**THE TASK:**
Wherever the string "Feline" shows up in a line, count that line. Give the total alone.

**DATASET ROWS:**

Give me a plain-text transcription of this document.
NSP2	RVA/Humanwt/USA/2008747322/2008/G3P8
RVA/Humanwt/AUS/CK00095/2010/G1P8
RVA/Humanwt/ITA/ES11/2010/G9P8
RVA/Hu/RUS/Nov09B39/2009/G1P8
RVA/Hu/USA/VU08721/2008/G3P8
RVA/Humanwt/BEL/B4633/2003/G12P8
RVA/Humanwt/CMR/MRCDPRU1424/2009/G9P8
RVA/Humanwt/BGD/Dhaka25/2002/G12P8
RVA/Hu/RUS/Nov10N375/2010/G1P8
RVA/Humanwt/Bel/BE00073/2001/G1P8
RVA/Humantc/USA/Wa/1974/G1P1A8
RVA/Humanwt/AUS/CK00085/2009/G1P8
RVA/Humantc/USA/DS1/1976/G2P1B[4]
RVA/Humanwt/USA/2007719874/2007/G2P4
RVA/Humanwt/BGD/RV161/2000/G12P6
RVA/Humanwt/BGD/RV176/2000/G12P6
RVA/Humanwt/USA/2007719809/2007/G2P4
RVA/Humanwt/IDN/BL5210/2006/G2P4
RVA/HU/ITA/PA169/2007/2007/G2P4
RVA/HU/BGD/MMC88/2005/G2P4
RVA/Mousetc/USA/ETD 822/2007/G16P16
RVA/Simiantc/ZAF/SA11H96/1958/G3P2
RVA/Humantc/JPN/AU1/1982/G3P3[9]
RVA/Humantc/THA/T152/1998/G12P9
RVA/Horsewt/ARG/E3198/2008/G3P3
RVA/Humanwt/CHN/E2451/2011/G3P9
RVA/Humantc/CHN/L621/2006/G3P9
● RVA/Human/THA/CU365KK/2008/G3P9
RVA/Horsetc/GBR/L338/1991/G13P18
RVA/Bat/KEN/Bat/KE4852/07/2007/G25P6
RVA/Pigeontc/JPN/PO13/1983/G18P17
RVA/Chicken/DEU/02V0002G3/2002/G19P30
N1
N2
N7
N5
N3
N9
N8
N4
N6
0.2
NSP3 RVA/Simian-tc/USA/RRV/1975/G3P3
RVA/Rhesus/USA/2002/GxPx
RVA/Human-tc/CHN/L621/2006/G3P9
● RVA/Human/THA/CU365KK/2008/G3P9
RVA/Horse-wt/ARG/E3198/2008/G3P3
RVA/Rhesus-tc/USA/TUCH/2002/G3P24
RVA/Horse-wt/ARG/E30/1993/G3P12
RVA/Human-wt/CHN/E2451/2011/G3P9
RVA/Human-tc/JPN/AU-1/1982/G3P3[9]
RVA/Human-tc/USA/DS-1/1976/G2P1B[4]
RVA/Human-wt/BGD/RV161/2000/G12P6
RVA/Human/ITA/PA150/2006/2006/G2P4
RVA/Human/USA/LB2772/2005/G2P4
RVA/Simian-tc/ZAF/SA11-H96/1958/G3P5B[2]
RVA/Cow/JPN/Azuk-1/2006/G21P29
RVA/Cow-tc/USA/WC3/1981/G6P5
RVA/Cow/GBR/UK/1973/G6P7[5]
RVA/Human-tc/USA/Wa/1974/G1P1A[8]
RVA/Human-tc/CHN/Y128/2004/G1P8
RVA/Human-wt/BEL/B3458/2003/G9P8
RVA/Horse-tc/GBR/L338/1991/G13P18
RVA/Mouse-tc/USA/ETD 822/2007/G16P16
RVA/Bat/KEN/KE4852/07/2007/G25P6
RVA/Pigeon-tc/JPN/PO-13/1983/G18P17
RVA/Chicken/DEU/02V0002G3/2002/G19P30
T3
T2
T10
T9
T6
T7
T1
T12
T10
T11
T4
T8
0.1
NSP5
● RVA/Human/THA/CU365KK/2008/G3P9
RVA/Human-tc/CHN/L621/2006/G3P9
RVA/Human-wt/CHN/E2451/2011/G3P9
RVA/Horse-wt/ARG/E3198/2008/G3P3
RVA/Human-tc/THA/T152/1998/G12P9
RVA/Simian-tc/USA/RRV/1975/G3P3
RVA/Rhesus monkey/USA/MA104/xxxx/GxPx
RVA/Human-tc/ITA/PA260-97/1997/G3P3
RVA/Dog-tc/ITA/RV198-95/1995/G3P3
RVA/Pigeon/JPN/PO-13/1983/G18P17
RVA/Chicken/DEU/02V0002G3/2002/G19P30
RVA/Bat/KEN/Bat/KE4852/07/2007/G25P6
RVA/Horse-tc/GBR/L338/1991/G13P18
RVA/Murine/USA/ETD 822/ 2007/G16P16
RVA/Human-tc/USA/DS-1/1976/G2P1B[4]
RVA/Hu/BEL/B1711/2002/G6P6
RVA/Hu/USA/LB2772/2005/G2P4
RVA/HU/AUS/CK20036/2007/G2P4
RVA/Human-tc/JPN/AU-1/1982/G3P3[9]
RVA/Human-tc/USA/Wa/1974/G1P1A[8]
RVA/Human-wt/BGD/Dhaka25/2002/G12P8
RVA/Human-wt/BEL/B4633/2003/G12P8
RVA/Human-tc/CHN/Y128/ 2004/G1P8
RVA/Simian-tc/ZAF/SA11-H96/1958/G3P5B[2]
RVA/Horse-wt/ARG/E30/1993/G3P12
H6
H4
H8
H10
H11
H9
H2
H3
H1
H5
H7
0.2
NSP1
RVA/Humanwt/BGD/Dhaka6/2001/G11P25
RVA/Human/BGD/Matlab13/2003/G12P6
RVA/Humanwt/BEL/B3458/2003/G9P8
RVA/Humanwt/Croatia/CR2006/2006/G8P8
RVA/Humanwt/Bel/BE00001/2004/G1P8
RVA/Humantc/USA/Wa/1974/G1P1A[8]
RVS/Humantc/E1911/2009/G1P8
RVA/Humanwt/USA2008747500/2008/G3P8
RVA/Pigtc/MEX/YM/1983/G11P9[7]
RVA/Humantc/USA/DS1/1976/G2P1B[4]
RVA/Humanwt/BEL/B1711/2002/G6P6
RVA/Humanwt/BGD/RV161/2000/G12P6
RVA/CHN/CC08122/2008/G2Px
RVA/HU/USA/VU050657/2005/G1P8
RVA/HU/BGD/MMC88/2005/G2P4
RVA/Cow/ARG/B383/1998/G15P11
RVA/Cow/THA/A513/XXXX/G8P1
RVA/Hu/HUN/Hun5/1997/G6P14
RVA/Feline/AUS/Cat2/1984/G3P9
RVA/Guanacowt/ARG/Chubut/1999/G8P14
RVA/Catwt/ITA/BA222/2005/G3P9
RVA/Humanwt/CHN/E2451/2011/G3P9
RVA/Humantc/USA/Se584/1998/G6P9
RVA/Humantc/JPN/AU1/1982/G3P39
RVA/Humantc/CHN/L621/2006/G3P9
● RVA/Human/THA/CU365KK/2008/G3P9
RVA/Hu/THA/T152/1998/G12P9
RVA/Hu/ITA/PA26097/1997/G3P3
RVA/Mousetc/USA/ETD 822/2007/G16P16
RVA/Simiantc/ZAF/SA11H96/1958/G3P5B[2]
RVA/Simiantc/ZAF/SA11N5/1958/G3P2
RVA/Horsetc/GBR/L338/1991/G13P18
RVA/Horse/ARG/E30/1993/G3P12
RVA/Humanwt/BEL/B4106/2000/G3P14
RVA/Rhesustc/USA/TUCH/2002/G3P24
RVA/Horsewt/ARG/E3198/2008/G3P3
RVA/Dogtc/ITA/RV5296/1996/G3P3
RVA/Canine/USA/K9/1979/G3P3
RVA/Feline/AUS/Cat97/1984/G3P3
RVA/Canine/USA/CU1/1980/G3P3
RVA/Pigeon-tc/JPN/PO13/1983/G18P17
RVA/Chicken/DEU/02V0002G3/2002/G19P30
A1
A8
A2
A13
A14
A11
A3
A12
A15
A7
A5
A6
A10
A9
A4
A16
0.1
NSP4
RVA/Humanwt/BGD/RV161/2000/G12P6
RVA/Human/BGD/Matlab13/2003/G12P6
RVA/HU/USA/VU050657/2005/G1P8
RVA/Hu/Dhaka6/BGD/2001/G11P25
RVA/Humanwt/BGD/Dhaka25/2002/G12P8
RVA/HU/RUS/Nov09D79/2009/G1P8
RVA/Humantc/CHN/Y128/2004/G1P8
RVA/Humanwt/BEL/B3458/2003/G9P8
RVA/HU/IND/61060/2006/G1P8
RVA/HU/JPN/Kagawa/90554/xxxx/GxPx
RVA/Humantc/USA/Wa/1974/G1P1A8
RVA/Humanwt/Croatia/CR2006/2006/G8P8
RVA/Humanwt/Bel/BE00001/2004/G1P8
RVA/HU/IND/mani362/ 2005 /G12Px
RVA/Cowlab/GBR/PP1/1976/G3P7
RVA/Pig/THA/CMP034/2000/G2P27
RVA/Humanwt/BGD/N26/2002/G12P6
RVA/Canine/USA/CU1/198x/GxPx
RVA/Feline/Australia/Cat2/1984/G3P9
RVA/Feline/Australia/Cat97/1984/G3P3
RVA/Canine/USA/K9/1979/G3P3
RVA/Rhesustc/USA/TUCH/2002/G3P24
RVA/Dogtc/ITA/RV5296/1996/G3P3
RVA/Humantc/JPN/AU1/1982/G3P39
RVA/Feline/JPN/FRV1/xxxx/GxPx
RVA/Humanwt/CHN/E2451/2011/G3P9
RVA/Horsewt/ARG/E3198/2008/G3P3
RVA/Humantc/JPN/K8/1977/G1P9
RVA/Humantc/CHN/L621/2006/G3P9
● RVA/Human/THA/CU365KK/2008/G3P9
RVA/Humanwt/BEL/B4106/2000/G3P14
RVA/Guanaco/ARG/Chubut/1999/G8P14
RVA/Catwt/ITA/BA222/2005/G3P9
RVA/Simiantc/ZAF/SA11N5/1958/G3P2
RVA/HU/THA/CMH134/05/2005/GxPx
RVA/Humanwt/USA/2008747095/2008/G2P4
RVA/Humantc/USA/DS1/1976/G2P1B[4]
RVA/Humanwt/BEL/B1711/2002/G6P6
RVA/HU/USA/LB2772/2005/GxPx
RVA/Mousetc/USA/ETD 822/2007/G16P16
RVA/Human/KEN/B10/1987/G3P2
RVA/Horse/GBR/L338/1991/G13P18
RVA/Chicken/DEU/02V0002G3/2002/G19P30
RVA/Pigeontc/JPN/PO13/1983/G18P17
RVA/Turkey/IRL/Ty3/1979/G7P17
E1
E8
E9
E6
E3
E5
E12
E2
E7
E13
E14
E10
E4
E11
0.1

**RESPONSE FOR THIS EXERCISE:**
5